Data records:
-----

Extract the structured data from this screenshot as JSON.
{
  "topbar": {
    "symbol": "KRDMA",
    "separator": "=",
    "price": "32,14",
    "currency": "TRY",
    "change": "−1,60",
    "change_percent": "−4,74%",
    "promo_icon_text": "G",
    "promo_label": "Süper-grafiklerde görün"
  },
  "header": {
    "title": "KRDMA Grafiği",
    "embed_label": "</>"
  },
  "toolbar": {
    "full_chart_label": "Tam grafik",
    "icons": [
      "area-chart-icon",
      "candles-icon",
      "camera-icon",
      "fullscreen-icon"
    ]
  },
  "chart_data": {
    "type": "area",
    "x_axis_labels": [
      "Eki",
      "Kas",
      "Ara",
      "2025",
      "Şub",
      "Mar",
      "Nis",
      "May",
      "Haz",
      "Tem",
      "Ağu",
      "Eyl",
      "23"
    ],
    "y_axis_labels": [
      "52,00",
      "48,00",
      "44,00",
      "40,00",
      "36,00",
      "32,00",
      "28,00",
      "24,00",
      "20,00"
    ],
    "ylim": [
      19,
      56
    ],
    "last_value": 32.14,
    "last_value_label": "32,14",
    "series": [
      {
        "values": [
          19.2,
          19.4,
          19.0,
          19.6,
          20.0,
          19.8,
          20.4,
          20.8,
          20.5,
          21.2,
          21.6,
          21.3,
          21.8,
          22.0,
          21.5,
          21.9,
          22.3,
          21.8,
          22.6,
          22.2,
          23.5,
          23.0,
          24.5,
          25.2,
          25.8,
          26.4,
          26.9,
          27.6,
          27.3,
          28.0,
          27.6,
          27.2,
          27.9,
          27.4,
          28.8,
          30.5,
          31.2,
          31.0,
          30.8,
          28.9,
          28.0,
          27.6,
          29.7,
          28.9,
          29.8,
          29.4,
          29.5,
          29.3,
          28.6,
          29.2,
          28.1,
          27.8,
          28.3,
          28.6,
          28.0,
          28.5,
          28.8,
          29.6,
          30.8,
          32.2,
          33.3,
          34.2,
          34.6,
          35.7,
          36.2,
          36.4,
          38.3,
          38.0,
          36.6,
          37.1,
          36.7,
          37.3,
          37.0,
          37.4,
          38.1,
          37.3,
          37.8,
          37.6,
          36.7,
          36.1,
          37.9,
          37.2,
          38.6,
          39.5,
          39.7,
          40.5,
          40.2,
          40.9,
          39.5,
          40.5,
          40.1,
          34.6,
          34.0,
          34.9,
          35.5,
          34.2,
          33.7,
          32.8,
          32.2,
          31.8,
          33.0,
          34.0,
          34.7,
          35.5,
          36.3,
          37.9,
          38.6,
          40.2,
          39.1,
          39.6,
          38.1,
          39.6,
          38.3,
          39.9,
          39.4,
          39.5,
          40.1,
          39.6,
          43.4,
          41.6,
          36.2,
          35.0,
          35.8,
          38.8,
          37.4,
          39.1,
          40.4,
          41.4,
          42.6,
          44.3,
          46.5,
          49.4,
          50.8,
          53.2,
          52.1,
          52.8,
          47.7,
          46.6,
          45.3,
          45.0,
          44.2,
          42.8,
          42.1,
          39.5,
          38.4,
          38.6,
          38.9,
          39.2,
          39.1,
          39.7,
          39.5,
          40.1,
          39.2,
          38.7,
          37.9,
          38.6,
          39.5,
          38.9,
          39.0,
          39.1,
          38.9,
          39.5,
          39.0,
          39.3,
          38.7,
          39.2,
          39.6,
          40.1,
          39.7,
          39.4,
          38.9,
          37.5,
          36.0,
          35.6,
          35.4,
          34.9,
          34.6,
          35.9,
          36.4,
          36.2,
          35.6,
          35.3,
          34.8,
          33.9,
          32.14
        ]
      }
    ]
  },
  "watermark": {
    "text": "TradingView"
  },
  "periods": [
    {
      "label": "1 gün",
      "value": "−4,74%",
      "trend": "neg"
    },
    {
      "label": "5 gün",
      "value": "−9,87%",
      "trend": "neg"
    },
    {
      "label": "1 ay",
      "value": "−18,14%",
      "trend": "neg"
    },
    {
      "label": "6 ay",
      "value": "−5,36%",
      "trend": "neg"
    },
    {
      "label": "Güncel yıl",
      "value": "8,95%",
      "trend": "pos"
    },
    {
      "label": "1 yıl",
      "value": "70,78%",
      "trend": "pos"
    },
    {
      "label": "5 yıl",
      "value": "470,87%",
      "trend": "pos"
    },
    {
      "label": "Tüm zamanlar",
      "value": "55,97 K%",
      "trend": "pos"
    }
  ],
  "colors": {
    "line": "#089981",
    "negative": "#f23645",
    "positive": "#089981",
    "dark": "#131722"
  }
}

-----

**Task details**
The records above should be repeated in full, exactly as given.

**Expected answer**
Extract the structured data from this screenshot as JSON.
{
  "topbar": {
    "symbol": "KRDMA",
    "separator": "=",
    "price": "32,14",
    "currency": "TRY",
    "change": "−1,60",
    "change_percent": "−4,74%",
    "promo_icon_text": "G",
    "promo_label": "Süper-grafiklerde görün"
  },
  "header": {
    "title": "KRDMA Grafiği",
    "embed_label": "</>"
  },
  "toolbar": {
    "full_chart_label": "Tam grafik",
    "icons": [
      "area-chart-icon",
      "candles-icon",
      "camera-icon",
      "fullscreen-icon"
    ]
  },
  "chart_data": {
    "type": "area",
    "x_axis_labels": [
      "Eki",
      "Kas",
      "Ara",
      "2025",
      "Şub",
      "Mar",
      "Nis",
      "May",
      "Haz",
      "Tem",
      "Ağu",
      "Eyl",
      "23"
    ],
    "y_axis_labels": [
      "52,00",
      "48,00",
      "44,00",
      "40,00",
      "36,00",
      "32,00",
      "28,00",
      "24,00",
      "20,00"
    ],
    "ylim": [
      19,
      56
    ],
    "last_value": 32.14,
    "last_value_label": "32,14",
    "series": [
      {
        "values": [
          19.2,
          19.4,
          19.0,
          19.6,
          20.0,
          19.8,
          20.4,
          20.8,
          20.5,
          21.2,
          21.6,
          21.3,
          21.8,
          22.0,
          21.5,
          21.9,
          22.3,
          21.8,
          22.6,
          22.2,
          23.5,
          23.0,
          24.5,
          25.2,
          25.8,
          26.4,
          26.9,
          27.6,
          27.3,
          28.0,
          27.6,
          27.2,
          27.9,
          27.4,
          28.8,
          30.5,
          31.2,
          31.0,
          30.8,
          28.9,
          28.0,
          27.6,
          29.7,
          28.9,
          29.8,
          29.4,
          29.5,
          29.3,
          28.6,
          29.2,
          28.1,
          27.8,
          28.3,
          28.6,
          28.0,
          28.5,
          28.8,
          29.6,
          30.8,
          32.2,
          33.3,
          34.2,
          34.6,
          35.7,
          36.2,
          36.4,
          38.3,
          38.0,
          36.6,
          37.1,
          36.7,
          37.3,
          37.0,
          37.4,
          38.1,
          37.3,
          37.8,
          37.6,
          36.7,
          36.1,
          37.9,
          37.2,
          38.6,
          39.5,
          39.7,
          40.5,
          40.2,
          40.9,
          39.5,
          40.5,
          40.1,
          34.6,
          34.0,
          34.9,
          35.5,
          34.2,
          33.7,
          32.8,
          32.2,
          31.8,
          33.0,
          34.0,
          34.7,
          35.5,
          36.3,
          37.9,
          38.6,
          40.2,
          39.1,
          39.6,
          38.1,
          39.6,
          38.3,
          39.9,
          39.4,
          39.5,
          40.1,
          39.6,
          43.4,
          41.6,
          36.2,
          35.0,
          35.8,
          38.8,
          37.4,
          39.1,
          40.4,
          41.4,
          42.6,
          44.3,
          46.5,
          49.4,
          50.8,
          53.2,
          52.1,
          52.8,
          47.7,
          46.6,
          45.3,
          45.0,
          44.2,
          42.8,
          42.1,
          39.5,
          38.4,
          38.6,
          38.9,
          39.2,
          39.1,
          39.7,
          39.5,
          40.1,
          39.2,
          38.7,
          37.9,
          38.6,
          39.5,
          38.9,
          39.0,
          39.1,
          38.9,
          39.5,
          39.0,
          39.3,
          38.7,
          39.2,
          39.6,
          40.1,
          39.7,
          39.4,
          38.9,
          37.5,
          36.0,
          35.6,
          35.4,
          34.9,
          34.6,
          35.9,
          36.4,
          36.2,
          35.6,
          35.3,
          34.8,
          33.9,
          32.14
        ]
      }
    ]
  },
  "watermark": {
    "text": "TradingView"
  },
  "periods": [
    {
      "label": "1 gün",
      "value": "−4,74%",
      "trend": "neg"
    },
    {
      "label": "5 gün",
      "value": "−9,87%",
      "trend": "neg"
    },
    {
      "label": "1 ay",
      "value": "−18,14%",
      "trend": "neg"
    },
    {
      "label": "6 ay",
      "value": "−5,36%",
      "trend": "neg"
    },
    {
      "label": "Güncel yıl",
      "value": "8,95%",
      "trend": "pos"
    },
    {
      "label": "1 yıl",
      "value": "70,78%",
      "trend": "pos"
    },
    {
      "label": "5 yıl",
      "value": "470,87%",
      "trend": "pos"
    },
    {
      "label": "Tüm zamanlar",
      "value": "55,97 K%",
      "trend": "pos"
    }
  ],
  "colors": {
    "line": "#089981",
    "negative": "#f23645",
    "positive": "#089981",
    "dark": "#131722"
  }
}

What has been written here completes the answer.